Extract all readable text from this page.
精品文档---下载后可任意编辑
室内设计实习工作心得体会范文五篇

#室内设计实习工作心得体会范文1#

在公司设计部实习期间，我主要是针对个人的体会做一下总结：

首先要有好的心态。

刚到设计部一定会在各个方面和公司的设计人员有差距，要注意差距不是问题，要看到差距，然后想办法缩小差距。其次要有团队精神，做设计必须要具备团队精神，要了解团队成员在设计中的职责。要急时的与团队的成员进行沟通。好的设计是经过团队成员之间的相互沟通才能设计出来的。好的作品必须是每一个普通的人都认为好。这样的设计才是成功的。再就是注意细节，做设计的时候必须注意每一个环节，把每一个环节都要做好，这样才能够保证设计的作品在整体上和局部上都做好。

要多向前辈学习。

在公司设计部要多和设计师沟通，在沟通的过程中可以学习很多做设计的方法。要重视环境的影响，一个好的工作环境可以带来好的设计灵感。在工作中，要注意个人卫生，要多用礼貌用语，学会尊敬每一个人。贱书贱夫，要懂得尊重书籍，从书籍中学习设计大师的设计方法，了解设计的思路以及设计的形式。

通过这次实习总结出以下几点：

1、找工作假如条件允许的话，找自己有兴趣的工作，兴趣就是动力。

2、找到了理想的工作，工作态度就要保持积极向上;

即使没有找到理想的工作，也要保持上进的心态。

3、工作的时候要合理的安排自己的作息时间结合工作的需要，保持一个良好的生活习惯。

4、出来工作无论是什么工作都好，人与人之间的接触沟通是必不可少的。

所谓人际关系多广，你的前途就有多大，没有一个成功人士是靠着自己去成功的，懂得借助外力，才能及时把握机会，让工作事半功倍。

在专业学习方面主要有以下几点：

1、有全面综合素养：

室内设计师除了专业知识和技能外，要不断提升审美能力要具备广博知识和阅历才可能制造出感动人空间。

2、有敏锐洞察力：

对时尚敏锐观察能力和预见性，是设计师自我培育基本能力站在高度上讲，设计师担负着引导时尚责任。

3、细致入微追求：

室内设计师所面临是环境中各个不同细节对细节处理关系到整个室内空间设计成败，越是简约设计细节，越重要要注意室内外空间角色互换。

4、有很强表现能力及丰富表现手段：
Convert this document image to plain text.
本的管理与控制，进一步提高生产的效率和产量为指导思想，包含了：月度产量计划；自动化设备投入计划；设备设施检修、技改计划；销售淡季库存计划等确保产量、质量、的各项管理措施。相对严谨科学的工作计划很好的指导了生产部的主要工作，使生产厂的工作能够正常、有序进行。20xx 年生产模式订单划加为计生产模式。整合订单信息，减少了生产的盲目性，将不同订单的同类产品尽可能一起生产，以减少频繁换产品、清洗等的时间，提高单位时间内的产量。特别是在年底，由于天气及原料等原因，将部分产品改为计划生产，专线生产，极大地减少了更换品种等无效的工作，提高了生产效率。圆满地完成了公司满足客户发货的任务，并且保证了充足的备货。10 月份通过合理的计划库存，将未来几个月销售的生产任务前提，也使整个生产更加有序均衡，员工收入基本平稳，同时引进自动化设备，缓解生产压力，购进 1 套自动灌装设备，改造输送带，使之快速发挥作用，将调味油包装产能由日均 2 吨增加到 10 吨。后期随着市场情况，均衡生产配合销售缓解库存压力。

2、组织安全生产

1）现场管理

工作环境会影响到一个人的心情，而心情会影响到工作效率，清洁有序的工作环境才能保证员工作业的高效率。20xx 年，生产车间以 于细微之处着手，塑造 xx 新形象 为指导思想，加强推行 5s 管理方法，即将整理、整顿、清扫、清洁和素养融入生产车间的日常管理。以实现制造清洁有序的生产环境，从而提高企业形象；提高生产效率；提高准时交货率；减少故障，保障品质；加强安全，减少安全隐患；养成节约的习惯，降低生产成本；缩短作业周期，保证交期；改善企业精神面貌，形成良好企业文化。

▬▬▬▬▬▬▬▬▬▬

Copy each entry exactly, with nothing added or dropped.

Extract all readable text from this page.
精品文档---下载后可任意编辑
室内设计实习工作心得体会范文五篇

#室内设计实习工作心得体会范文1#

在公司设计部实习期间，我主要是针对个人的体会做一下总结：

首先要有好的心态。

刚到设计部一定会在各个方面和公司的设计人员有差距，要注意差距不是问题，要看到差距，然后想办法缩小差距。其次要有团队精神，做设计必须要具备团队精神，要了解团队成员在设计中的职责。要急时的与团队的成员进行沟通。好的设计是经过团队成员之间的相互沟通才能设计出来的。好的作品必须是每一个普通的人都认为好。这样的设计才是成功的。再就是注意细节，做设计的时候必须注意每一个环节，把每一个环节都要做好，这样才能够保证设计的作品在整体上和局部上都做好。

要多向前辈学习。

在公司设计部要多和设计师沟通，在沟通的过程中可以学习很多做设计的方法。要重视环境的影响，一个好的工作环境可以带来好的设计灵感。在工作中，要注意个人卫生，要多用礼貌用语，学会尊敬每一个人。贱书贱夫，要懂得尊重书籍，从书籍中学习设计大师的设计方法，了解设计的思路以及设计的形式。

通过这次实习总结出以下几点：

1、找工作假如条件允许的话，找自己有兴趣的工作，兴趣就是动力。

2、找到了理想的工作，工作态度就要保持积极向上;

即使没有找到理想的工作，也要保持上进的心态。

3、工作的时候要合理的安排自己的作息时间结合工作的需要，保持一个良好的生活习惯。

4、出来工作无论是什么工作都好，人与人之间的接触沟通是必不可少的。

所谓人际关系多广，你的前途就有多大，没有一个成功人士是靠着自己去成功的，懂得借助外力，才能及时把握机会，让工作事半功倍。

在专业学习方面主要有以下几点：

1、有全面综合素养：

室内设计师除了专业知识和技能外，要不断提升审美能力要具备广博知识和阅历才可能制造出感动人空间。

2、有敏锐洞察力：

对时尚敏锐观察能力和预见性，是设计师自我培育基本能力站在高度上讲，设计师担负着引导时尚责任。

3、细致入微追求：

室内设计师所面临是环境中各个不同细节对细节处理关系到整个室内空间设计成败，越是简约设计细节，越重要要注意室内外空间角色互换。

4、有很强表现能力及丰富表现手段：
Convert this document image to plain text.
本的管理与控制，进一步提高生产的效率和产量为指导思想，包含了：月度产量计划；自动化设备投入计划；设备设施检修、技改计划；销售淡季库存计划等确保产量、质量、的各项管理措施。相对严谨科学的工作计划很好的指导了生产部的主要工作，使生产厂的工作能够正常、有序进行。20xx 年生产模式订单划加为计生产模式。整合订单信息，减少了生产的盲目性，将不同订单的同类产品尽可能一起生产，以减少频繁换产品、清洗等的时间，提高单位时间内的产量。特别是在年底，由于天气及原料等原因，将部分产品改为计划生产，专线生产，极大地减少了更换品种等无效的工作，提高了生产效率。圆满地完成了公司满足客户发货的任务，并且保证了充足的备货。10 月份通过合理的计划库存，将未来几个月销售的生产任务前提，也使整个生产更加有序均衡，员工收入基本平稳，同时引进自动化设备，缓解生产压力，购进 1 套自动灌装设备，改造输送带，使之快速发挥作用，将调味油包装产能由日均 2 吨增加到 10 吨。后期随着市场情况，均衡生产配合销售缓解库存压力。

2、组织安全生产

1）现场管理

工作环境会影响到一个人的心情，而心情会影响到工作效率，清洁有序的工作环境才能保证员工作业的高效率。20xx 年，生产车间以 于细微之处着手，塑造 xx 新形象 为指导思想，加强推行 5s 管理方法，即将整理、整顿、清扫、清洁和素养融入生产车间的日常管理。以实现制造清洁有序的生产环境，从而提高企业形象；提高生产效率；提高准时交货率；减少故障，保障品质；加强安全，减少安全隐患；养成节约的习惯，降低生产成本；缩短作业周期，保证交期；改善企业精神面貌，形成良好企业文化。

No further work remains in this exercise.